Stated problem
From the listing below, extract every line in which the word "marker" appears.

Information shown
--------
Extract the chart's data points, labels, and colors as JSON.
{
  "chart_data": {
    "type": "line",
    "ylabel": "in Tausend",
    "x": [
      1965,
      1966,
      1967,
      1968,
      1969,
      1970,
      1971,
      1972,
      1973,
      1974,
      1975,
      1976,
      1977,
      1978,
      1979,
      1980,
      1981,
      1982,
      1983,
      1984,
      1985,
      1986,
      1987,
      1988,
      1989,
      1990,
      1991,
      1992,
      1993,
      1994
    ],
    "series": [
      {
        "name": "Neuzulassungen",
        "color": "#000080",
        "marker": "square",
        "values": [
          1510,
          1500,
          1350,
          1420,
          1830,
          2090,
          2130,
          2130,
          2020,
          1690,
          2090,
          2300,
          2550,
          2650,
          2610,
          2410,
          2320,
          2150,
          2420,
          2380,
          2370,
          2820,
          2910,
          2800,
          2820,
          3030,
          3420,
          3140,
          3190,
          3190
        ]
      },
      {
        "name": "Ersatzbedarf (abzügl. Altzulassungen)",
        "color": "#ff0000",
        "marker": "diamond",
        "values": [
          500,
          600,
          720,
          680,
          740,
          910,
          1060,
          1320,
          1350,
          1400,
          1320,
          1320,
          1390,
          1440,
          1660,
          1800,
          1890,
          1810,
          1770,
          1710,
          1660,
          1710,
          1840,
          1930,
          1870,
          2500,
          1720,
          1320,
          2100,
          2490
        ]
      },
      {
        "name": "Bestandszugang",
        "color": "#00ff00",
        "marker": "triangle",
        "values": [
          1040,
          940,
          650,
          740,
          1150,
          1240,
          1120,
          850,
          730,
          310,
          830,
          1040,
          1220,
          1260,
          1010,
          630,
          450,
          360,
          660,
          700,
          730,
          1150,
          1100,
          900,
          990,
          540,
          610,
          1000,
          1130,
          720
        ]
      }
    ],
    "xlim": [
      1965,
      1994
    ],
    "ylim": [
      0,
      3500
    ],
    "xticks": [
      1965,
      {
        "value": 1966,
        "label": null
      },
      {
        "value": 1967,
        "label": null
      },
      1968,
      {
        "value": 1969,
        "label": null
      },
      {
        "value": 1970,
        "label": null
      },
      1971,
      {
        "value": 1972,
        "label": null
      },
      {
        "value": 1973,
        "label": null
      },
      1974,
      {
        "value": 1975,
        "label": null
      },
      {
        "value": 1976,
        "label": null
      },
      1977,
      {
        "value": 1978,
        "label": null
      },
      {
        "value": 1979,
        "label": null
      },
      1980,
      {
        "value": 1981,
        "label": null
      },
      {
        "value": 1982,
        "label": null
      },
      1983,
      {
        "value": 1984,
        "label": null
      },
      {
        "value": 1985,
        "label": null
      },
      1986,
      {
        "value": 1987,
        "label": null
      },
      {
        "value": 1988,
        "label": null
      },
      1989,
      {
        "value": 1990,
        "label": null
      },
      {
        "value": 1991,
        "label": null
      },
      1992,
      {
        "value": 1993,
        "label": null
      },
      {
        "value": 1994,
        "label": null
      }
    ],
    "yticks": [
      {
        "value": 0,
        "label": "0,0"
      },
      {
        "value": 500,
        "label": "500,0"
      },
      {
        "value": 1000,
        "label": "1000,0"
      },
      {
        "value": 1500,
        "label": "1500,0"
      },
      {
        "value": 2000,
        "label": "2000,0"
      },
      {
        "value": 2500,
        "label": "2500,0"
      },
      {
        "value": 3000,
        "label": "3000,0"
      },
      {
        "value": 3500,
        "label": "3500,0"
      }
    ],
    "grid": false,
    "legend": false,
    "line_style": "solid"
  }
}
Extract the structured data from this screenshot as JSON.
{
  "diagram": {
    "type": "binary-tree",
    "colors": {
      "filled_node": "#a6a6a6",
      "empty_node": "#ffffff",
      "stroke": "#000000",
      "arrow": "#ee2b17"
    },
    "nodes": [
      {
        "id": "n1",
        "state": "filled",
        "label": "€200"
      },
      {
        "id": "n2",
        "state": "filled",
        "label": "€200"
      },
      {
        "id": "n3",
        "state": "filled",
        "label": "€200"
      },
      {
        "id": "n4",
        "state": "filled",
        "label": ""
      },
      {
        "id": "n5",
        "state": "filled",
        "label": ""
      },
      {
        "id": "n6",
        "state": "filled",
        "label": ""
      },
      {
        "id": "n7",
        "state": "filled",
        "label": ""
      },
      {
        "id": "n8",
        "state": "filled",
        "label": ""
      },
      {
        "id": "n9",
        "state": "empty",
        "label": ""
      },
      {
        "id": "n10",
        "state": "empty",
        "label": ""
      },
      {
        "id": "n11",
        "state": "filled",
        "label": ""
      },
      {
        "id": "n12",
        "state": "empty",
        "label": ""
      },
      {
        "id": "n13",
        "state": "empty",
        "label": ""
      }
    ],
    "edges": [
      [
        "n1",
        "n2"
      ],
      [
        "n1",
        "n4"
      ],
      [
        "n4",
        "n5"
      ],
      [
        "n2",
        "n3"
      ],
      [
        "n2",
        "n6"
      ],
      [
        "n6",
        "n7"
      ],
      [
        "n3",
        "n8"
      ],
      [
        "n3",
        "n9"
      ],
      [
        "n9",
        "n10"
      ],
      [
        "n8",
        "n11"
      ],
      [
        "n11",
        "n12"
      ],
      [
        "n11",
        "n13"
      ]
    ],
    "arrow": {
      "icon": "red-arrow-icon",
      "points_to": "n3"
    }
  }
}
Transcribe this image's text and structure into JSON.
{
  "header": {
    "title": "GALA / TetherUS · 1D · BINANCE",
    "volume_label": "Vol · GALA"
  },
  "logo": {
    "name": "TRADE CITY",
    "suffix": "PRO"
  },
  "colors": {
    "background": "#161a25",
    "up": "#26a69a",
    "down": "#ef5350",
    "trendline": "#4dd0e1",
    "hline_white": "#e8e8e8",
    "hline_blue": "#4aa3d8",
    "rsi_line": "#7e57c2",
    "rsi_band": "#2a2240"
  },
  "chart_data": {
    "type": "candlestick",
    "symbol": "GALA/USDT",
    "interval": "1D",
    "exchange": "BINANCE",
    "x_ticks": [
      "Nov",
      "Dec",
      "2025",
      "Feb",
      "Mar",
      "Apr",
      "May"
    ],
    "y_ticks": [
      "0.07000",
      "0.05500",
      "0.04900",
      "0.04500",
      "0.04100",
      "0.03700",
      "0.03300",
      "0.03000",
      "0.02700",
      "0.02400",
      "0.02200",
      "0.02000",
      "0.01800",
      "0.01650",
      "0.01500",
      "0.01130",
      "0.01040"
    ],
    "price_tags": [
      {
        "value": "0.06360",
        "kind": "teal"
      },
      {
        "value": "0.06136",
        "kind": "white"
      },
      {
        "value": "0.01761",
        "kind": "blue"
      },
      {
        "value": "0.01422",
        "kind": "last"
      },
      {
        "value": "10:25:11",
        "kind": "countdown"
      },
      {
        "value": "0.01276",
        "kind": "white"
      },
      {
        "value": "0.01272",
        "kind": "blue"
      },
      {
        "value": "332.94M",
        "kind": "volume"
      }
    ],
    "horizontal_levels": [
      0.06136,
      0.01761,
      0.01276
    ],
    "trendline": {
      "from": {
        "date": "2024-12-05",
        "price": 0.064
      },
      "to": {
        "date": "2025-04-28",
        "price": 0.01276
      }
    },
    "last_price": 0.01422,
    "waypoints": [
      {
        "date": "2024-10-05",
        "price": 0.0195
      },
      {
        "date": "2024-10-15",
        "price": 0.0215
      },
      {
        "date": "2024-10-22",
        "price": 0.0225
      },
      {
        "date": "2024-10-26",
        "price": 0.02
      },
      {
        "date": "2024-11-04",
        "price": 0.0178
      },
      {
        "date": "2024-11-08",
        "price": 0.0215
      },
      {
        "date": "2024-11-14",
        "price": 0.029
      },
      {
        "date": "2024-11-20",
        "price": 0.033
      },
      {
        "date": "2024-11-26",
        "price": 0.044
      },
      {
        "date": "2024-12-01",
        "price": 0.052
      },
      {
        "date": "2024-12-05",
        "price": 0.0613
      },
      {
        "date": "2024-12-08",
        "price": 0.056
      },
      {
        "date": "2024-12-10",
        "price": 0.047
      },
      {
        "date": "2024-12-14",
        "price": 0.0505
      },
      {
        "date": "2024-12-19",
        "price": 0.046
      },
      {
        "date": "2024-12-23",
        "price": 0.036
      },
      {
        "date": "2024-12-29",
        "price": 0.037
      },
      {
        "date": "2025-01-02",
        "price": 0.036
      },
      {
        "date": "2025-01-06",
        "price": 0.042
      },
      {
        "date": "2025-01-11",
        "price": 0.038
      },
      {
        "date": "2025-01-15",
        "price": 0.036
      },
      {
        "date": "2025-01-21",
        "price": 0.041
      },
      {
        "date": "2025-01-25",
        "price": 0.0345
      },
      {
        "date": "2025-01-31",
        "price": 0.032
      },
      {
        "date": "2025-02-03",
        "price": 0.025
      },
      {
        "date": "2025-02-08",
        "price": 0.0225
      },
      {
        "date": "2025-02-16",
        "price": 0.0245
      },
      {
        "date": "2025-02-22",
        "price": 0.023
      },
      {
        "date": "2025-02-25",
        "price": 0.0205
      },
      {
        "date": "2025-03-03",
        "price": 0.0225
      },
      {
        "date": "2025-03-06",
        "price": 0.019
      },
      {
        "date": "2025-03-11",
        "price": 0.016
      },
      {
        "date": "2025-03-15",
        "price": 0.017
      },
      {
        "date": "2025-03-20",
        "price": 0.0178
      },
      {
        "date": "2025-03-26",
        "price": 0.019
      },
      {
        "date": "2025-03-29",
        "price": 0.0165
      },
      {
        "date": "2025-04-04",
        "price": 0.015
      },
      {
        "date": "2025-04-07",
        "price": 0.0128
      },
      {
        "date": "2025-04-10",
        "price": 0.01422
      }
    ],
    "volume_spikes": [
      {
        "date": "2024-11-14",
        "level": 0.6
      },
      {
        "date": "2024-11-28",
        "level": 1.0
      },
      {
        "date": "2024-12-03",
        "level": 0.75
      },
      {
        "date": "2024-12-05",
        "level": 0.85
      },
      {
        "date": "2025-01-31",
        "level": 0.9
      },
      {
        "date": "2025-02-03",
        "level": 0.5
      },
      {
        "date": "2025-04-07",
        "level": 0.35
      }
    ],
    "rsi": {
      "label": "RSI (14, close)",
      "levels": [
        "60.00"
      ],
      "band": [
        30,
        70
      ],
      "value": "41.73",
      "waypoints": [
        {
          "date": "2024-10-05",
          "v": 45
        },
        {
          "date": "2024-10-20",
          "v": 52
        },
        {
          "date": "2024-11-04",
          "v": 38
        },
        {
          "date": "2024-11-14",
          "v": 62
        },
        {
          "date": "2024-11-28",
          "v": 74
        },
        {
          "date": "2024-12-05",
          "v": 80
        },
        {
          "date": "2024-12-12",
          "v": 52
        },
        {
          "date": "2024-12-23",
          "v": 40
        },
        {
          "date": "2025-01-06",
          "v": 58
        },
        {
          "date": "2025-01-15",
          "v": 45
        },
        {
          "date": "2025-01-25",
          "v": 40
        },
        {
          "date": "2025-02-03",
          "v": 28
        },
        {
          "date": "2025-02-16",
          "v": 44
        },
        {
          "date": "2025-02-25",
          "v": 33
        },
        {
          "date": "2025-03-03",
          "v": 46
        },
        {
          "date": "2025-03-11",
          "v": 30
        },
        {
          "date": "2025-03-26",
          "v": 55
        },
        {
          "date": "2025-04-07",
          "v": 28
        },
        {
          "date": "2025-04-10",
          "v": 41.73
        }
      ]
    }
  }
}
--------
Solution for this task
        "marker": "square",
        "marker": "diamond",
        "marker": "triangle",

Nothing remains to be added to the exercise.